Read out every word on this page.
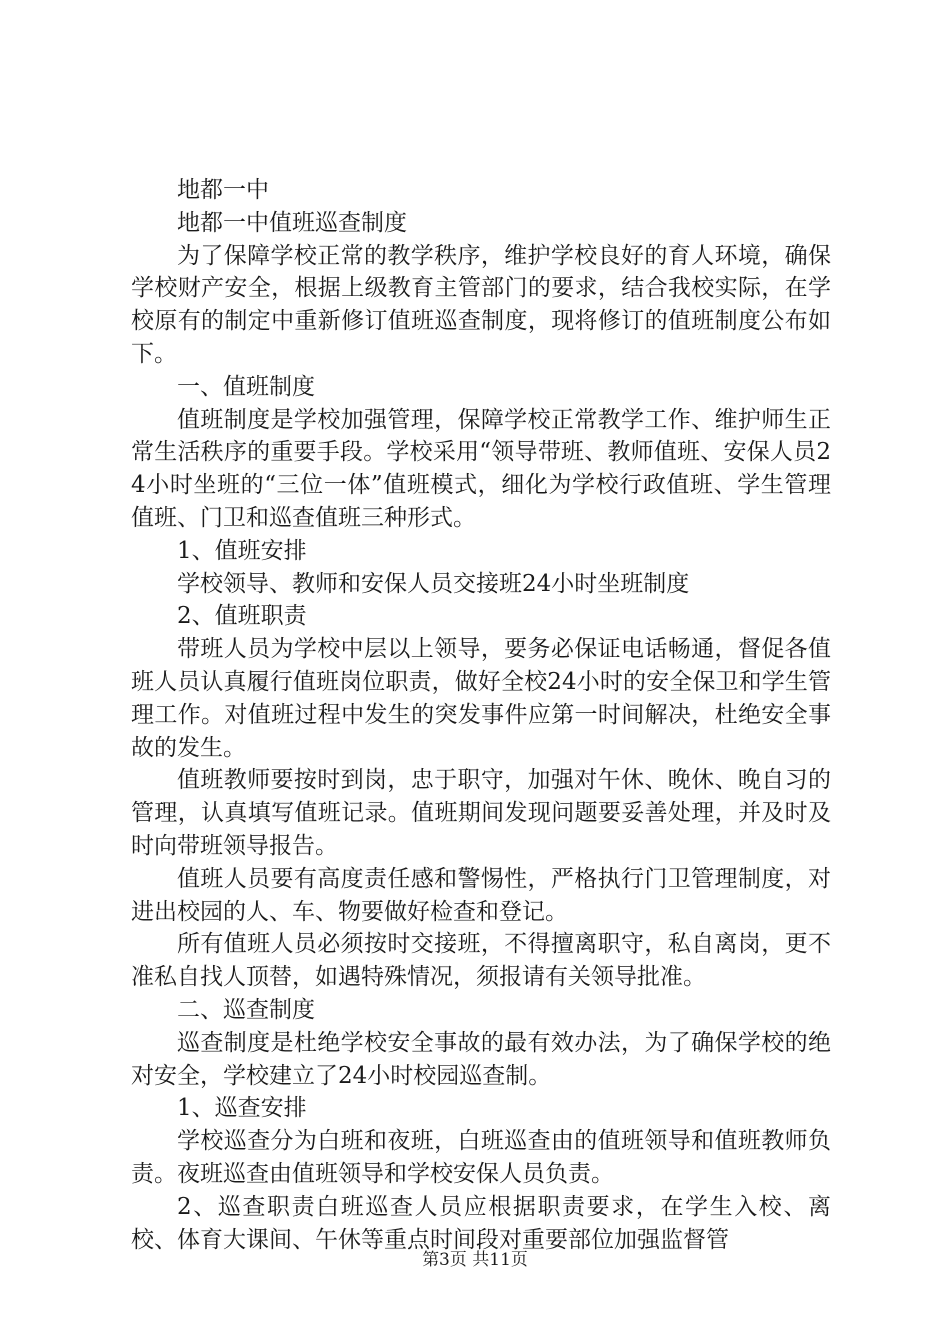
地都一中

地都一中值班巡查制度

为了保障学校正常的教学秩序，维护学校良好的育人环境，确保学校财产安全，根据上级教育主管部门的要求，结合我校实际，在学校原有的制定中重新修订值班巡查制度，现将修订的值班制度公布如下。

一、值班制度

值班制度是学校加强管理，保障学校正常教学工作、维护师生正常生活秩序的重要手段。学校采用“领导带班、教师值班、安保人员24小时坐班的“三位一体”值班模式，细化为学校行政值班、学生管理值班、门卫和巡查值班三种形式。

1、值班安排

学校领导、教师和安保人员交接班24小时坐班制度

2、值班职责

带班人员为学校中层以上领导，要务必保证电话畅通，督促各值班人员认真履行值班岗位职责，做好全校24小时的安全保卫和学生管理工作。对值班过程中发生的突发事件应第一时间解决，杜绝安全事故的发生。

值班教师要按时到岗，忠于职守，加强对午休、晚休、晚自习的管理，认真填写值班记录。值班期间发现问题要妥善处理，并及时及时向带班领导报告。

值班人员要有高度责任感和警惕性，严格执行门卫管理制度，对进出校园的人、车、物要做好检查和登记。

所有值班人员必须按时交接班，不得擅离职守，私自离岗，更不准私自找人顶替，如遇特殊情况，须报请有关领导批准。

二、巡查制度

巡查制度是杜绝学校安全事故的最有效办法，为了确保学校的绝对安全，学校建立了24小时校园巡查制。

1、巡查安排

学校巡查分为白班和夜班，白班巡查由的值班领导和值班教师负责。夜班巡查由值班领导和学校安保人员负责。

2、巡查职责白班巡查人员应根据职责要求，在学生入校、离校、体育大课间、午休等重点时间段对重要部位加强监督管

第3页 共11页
--
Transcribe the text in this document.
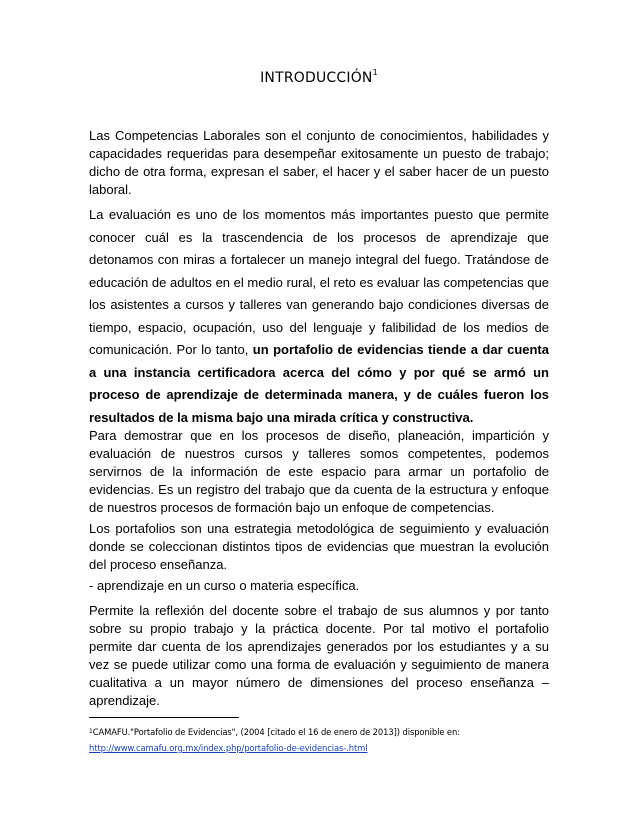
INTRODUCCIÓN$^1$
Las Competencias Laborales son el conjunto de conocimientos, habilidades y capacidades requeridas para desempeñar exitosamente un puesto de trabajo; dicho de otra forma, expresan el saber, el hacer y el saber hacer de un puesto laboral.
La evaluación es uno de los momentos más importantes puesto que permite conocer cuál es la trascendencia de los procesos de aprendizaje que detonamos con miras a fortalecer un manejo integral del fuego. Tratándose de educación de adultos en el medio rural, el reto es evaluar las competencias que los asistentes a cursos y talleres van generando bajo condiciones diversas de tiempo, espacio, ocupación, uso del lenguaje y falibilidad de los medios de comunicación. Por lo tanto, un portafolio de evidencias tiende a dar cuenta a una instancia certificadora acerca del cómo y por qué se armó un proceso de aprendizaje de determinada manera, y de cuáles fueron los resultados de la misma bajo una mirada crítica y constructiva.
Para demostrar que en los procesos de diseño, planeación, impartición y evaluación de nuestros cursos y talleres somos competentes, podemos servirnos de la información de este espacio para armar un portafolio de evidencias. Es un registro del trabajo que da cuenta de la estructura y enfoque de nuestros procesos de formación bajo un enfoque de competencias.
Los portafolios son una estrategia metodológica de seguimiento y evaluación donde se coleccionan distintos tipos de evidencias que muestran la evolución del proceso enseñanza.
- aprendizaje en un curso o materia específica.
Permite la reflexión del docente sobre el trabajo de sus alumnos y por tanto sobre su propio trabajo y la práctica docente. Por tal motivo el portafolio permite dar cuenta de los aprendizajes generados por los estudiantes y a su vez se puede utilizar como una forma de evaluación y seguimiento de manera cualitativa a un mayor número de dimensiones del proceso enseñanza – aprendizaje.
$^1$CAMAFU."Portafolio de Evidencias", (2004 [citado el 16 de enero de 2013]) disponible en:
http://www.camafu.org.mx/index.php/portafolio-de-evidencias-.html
==
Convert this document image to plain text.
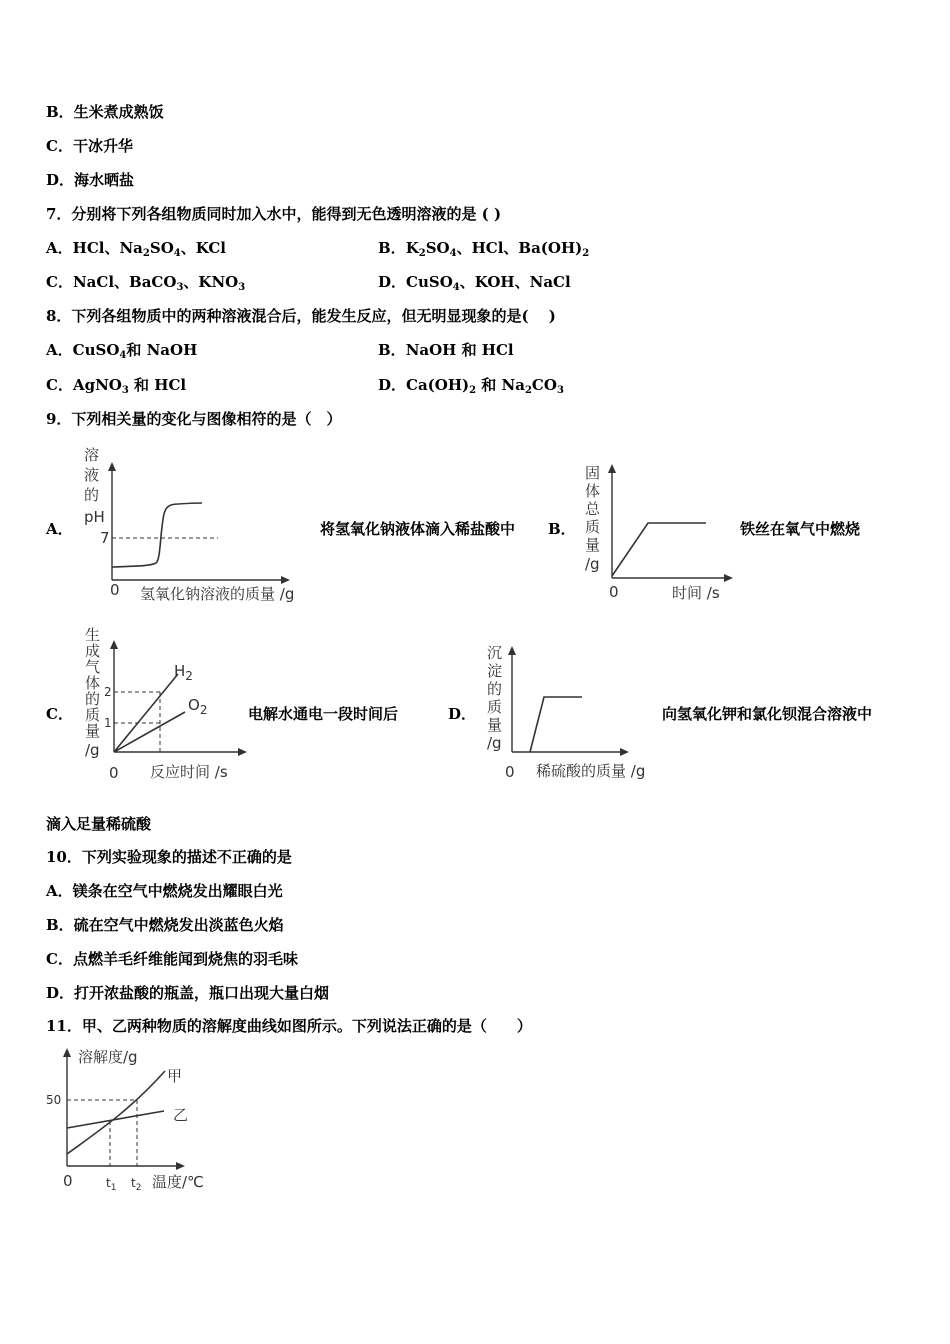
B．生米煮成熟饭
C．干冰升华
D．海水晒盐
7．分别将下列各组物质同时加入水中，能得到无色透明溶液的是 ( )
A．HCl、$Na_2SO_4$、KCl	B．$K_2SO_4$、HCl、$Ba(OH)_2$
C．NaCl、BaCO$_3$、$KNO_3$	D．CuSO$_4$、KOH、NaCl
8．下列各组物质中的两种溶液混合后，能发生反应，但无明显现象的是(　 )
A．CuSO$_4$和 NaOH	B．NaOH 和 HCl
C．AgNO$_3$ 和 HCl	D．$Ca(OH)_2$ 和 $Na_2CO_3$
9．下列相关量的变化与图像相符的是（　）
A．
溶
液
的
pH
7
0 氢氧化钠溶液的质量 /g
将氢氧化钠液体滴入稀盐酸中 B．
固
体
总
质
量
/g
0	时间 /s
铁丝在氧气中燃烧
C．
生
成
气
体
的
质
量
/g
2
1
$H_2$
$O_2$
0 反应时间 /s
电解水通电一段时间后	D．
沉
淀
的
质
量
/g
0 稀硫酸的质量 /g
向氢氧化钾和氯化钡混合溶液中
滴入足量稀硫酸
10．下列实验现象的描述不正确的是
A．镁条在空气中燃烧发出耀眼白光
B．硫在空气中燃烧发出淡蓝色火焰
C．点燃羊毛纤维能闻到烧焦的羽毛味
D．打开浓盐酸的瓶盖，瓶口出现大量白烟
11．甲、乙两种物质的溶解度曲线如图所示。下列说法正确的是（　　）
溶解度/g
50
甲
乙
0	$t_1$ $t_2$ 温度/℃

Written request. Check each line of the entries above, and show every one holding the word "text".

Solution to this problem.
Transcribe the text in this document.
Convert this document image to plain text.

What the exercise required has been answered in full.